Set every record down verbatim and omit the pictures.

(Data listing)
******

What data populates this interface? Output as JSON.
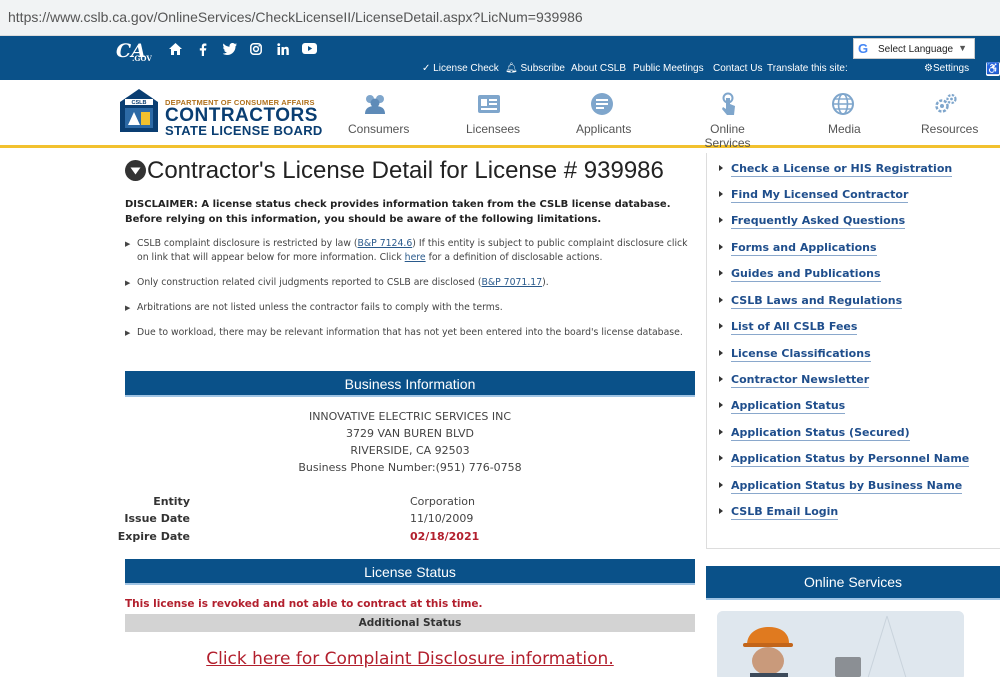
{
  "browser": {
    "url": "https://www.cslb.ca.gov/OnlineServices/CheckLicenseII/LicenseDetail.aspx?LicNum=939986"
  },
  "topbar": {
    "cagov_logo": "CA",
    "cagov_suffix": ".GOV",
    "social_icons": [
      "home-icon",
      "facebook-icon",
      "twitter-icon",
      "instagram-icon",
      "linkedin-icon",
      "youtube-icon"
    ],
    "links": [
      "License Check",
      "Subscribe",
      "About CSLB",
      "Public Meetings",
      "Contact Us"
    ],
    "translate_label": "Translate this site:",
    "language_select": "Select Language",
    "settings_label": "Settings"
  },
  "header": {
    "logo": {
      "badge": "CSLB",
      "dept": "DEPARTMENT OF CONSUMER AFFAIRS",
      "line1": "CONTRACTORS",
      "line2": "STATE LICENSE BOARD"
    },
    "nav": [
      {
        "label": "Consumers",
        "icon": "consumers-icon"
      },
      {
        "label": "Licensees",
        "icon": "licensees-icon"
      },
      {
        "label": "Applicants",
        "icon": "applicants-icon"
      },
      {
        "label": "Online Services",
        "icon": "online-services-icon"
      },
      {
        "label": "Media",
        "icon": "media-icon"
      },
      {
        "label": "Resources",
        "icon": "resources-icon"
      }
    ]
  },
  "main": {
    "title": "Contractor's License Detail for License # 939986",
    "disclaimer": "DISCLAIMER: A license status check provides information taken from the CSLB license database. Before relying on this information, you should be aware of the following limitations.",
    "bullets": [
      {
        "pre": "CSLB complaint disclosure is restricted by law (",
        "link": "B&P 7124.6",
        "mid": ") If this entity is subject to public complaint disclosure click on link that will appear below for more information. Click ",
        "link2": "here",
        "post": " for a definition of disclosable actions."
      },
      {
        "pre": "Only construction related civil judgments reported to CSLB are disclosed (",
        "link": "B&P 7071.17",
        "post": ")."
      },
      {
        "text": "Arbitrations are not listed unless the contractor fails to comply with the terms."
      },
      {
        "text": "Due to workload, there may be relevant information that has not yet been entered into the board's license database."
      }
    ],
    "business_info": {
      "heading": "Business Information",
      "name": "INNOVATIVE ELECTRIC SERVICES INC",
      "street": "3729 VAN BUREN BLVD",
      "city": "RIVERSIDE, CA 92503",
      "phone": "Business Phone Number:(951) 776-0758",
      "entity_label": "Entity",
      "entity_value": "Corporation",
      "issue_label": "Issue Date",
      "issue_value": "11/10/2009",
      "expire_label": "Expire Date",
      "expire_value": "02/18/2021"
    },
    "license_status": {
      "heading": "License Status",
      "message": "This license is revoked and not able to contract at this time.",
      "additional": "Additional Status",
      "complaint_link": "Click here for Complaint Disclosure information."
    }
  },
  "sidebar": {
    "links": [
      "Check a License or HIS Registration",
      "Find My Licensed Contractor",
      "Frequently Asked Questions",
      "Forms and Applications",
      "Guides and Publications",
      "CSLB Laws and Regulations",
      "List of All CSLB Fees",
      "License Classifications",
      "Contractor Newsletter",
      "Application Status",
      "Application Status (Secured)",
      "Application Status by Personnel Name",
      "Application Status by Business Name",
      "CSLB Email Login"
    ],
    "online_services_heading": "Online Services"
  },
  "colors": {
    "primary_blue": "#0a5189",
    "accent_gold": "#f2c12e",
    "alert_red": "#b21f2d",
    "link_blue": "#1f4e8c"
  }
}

******

▶ _FULL SOLUTION_:
What data populates this interface? Output as JSON.
{
  "browser": {
    "url": "https://www.cslb.ca.gov/OnlineServices/CheckLicenseII/LicenseDetail.aspx?LicNum=939986"
  },
  "topbar": {
    "cagov_logo": "CA",
    "cagov_suffix": ".GOV",
    "social_icons": [
      "home-icon",
      "facebook-icon",
      "twitter-icon",
      "instagram-icon",
      "linkedin-icon",
      "youtube-icon"
    ],
    "links": [
      "License Check",
      "Subscribe",
      "About CSLB",
      "Public Meetings",
      "Contact Us"
    ],
    "translate_label": "Translate this site:",
    "language_select": "Select Language",
    "settings_label": "Settings"
  },
  "header": {
    "logo": {
      "badge": "CSLB",
      "dept": "DEPARTMENT OF CONSUMER AFFAIRS",
      "line1": "CONTRACTORS",
      "line2": "STATE LICENSE BOARD"
    },
    "nav": [
      {
        "label": "Consumers",
        "icon": "consumers-icon"
      },
      {
        "label": "Licensees",
        "icon": "licensees-icon"
      },
      {
        "label": "Applicants",
        "icon": "applicants-icon"
      },
      {
        "label": "Online Services",
        "icon": "online-services-icon"
      },
      {
        "label": "Media",
        "icon": "media-icon"
      },
      {
        "label": "Resources",
        "icon": "resources-icon"
      }
    ]
  },
  "main": {
    "title": "Contractor's License Detail for License # 939986",
    "disclaimer": "DISCLAIMER: A license status check provides information taken from the CSLB license database. Before relying on this information, you should be aware of the following limitations.",
    "bullets": [
      {
        "pre": "CSLB complaint disclosure is restricted by law (",
        "link": "B&P 7124.6",
        "mid": ") If this entity is subject to public complaint disclosure click on link that will appear below for more information. Click ",
        "link2": "here",
        "post": " for a definition of disclosable actions."
      },
      {
        "pre": "Only construction related civil judgments reported to CSLB are disclosed (",
        "link": "B&P 7071.17",
        "post": ")."
      },
      {
        "text": "Arbitrations are not listed unless the contractor fails to comply with the terms."
      },
      {
        "text": "Due to workload, there may be relevant information that has not yet been entered into the board's license database."
      }
    ],
    "business_info": {
      "heading": "Business Information",
      "name": "INNOVATIVE ELECTRIC SERVICES INC",
      "street": "3729 VAN BUREN BLVD",
      "city": "RIVERSIDE, CA 92503",
      "phone": "Business Phone Number:(951) 776-0758",
      "entity_label": "Entity",
      "entity_value": "Corporation",
      "issue_label": "Issue Date",
      "issue_value": "11/10/2009",
      "expire_label": "Expire Date",
      "expire_value": "02/18/2021"
    },
    "license_status": {
      "heading": "License Status",
      "message": "This license is revoked and not able to contract at this time.",
      "additional": "Additional Status",
      "complaint_link": "Click here for Complaint Disclosure information."
    }
  },
  "sidebar": {
    "links": [
      "Check a License or HIS Registration",
      "Find My Licensed Contractor",
      "Frequently Asked Questions",
      "Forms and Applications",
      "Guides and Publications",
      "CSLB Laws and Regulations",
      "List of All CSLB Fees",
      "License Classifications",
      "Contractor Newsletter",
      "Application Status",
      "Application Status (Secured)",
      "Application Status by Personnel Name",
      "Application Status by Business Name",
      "CSLB Email Login"
    ],
    "online_services_heading": "Online Services"
  },
  "colors": {
    "primary_blue": "#0a5189",
    "accent_gold": "#f2c12e",
    "alert_red": "#b21f2d",
    "link_blue": "#1f4e8c"
  }
}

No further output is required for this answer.